## What is required
Identify each line in the records below that contains the word "Additional", and copy it.

## Records for this exercise
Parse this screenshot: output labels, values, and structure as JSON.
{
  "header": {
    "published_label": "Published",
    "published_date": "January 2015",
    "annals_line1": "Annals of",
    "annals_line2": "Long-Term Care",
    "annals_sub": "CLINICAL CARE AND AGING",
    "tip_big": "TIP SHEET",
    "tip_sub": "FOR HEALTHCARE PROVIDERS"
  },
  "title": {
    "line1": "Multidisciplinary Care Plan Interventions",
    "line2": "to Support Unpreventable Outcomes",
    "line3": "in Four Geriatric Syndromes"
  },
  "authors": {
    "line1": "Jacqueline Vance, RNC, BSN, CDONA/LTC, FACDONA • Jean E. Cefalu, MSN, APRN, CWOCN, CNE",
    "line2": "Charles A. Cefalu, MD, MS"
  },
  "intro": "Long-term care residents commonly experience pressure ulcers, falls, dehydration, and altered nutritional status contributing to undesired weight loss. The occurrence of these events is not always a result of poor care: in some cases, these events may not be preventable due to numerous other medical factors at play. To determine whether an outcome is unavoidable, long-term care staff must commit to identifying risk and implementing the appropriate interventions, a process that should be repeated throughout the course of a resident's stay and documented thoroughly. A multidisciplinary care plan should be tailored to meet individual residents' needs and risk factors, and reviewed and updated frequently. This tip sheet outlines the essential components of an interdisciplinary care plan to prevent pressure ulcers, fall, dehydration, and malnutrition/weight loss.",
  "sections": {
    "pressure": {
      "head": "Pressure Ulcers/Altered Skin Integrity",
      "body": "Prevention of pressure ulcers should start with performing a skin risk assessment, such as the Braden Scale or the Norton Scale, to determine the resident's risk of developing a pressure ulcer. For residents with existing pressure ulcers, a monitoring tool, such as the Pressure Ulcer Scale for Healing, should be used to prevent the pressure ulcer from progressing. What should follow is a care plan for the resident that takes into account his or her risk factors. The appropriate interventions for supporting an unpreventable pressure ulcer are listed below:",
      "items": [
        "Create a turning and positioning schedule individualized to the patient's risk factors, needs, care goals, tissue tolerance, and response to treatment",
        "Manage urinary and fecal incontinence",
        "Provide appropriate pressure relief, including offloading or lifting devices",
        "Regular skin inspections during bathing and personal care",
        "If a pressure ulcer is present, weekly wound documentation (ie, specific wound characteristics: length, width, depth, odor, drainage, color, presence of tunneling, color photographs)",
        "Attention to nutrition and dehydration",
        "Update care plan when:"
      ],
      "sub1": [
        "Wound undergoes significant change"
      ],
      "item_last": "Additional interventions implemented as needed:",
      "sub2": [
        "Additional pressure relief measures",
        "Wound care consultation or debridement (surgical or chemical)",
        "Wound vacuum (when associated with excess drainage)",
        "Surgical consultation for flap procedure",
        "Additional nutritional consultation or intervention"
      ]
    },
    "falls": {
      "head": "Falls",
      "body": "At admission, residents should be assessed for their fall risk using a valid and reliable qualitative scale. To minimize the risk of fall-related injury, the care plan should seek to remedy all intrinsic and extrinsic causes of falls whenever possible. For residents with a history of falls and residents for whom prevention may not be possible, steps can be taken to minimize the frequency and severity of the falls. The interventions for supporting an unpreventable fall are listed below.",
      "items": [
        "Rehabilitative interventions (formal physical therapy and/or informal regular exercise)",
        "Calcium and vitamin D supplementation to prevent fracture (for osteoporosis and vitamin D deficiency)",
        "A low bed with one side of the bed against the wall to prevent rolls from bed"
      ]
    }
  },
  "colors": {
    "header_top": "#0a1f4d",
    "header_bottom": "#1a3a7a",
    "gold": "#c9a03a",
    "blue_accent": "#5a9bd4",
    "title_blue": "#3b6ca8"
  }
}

## Answer to the task
      "item_last": "Additional interventions implemented as needed:",
        "Additional pressure relief measures",
        "Additional nutritional consultation or intervention"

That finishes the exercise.